#### [Stated exercise]
Can you retype every record below exactly as written?

#### [Supplied records]
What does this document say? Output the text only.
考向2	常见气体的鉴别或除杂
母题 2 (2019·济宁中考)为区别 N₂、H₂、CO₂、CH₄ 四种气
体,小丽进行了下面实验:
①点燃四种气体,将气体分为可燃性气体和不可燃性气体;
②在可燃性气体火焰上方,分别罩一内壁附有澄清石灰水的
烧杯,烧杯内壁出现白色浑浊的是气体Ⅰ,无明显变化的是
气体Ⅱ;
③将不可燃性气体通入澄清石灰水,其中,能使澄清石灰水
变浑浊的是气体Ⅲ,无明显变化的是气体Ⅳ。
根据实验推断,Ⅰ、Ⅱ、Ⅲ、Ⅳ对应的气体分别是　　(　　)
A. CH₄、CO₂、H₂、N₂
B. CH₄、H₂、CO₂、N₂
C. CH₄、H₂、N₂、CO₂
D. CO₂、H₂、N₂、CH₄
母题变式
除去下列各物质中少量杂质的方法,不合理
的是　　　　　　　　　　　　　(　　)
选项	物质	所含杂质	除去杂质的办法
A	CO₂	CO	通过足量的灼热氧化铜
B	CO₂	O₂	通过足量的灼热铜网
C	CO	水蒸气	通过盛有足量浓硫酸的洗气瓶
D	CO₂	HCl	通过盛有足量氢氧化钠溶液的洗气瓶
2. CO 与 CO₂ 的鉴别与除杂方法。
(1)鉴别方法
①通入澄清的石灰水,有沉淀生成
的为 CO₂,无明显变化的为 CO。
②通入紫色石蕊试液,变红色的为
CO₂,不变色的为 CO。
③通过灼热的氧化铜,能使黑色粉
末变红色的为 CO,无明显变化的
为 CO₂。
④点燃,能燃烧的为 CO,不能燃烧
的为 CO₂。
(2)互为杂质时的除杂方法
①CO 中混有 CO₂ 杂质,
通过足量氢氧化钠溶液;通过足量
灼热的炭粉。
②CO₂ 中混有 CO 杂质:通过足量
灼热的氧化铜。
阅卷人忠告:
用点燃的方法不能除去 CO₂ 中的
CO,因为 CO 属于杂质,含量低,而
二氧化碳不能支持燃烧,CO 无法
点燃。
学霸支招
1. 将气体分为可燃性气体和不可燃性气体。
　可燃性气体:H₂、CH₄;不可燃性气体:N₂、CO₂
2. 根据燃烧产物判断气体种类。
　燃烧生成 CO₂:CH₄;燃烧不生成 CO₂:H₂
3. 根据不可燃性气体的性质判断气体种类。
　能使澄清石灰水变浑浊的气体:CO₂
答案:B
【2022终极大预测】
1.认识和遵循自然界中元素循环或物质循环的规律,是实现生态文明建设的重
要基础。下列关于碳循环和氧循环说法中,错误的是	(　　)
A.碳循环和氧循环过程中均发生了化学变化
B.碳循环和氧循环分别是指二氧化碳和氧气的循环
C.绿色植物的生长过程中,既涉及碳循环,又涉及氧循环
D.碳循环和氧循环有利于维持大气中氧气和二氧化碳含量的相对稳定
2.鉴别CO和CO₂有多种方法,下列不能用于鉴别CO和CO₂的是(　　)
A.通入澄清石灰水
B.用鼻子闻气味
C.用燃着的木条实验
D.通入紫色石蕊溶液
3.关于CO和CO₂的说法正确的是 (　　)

#### [Correct response]
What does this document say? Output the text only.
考向2	常见气体的鉴别或除杂
母题 2 (2019·济宁中考)为区别 N₂、H₂、CO₂、CH₄ 四种气
体,小丽进行了下面实验:
①点燃四种气体,将气体分为可燃性气体和不可燃性气体;
②在可燃性气体火焰上方,分别罩一内壁附有澄清石灰水的
烧杯,烧杯内壁出现白色浑浊的是气体Ⅰ,无明显变化的是
气体Ⅱ;
③将不可燃性气体通入澄清石灰水,其中,能使澄清石灰水
变浑浊的是气体Ⅲ,无明显变化的是气体Ⅳ。
根据实验推断,Ⅰ、Ⅱ、Ⅲ、Ⅳ对应的气体分别是　　(　　)
A. CH₄、CO₂、H₂、N₂
B. CH₄、H₂、CO₂、N₂
C. CH₄、H₂、N₂、CO₂
D. CO₂、H₂、N₂、CH₄
母题变式
除去下列各物质中少量杂质的方法,不合理
的是　　　　　　　　　　　　　(　　)
选项	物质	所含杂质	除去杂质的办法
A	CO₂	CO	通过足量的灼热氧化铜
B	CO₂	O₂	通过足量的灼热铜网
C	CO	水蒸气	通过盛有足量浓硫酸的洗气瓶
D	CO₂	HCl	通过盛有足量氢氧化钠溶液的洗气瓶
2. CO 与 CO₂ 的鉴别与除杂方法。
(1)鉴别方法
①通入澄清的石灰水,有沉淀生成
的为 CO₂,无明显变化的为 CO。
②通入紫色石蕊试液,变红色的为
CO₂,不变色的为 CO。
③通过灼热的氧化铜,能使黑色粉
末变红色的为 CO,无明显变化的
为 CO₂。
④点燃,能燃烧的为 CO,不能燃烧
的为 CO₂。
(2)互为杂质时的除杂方法
①CO 中混有 CO₂ 杂质,
通过足量氢氧化钠溶液;通过足量
灼热的炭粉。
②CO₂ 中混有 CO 杂质:通过足量
灼热的氧化铜。
阅卷人忠告:
用点燃的方法不能除去 CO₂ 中的
CO,因为 CO 属于杂质,含量低,而
二氧化碳不能支持燃烧,CO 无法
点燃。
学霸支招
1. 将气体分为可燃性气体和不可燃性气体。
　可燃性气体:H₂、CH₄;不可燃性气体:N₂、CO₂
2. 根据燃烧产物判断气体种类。
　燃烧生成 CO₂:CH₄;燃烧不生成 CO₂:H₂
3. 根据不可燃性气体的性质判断气体种类。
　能使澄清石灰水变浑浊的气体:CO₂
答案:B
【2022终极大预测】
1.认识和遵循自然界中元素循环或物质循环的规律,是实现生态文明建设的重
要基础。下列关于碳循环和氧循环说法中,错误的是	(　　)
A.碳循环和氧循环过程中均发生了化学变化
B.碳循环和氧循环分别是指二氧化碳和氧气的循环
C.绿色植物的生长过程中,既涉及碳循环,又涉及氧循环
D.碳循环和氧循环有利于维持大气中氧气和二氧化碳含量的相对稳定
2.鉴别CO和CO₂有多种方法,下列不能用于鉴别CO和CO₂的是(　　)
A.通入澄清石灰水
B.用鼻子闻气味
C.用燃着的木条实验
D.通入紫色石蕊溶液
3.关于CO和CO₂的说法正确的是 (　　)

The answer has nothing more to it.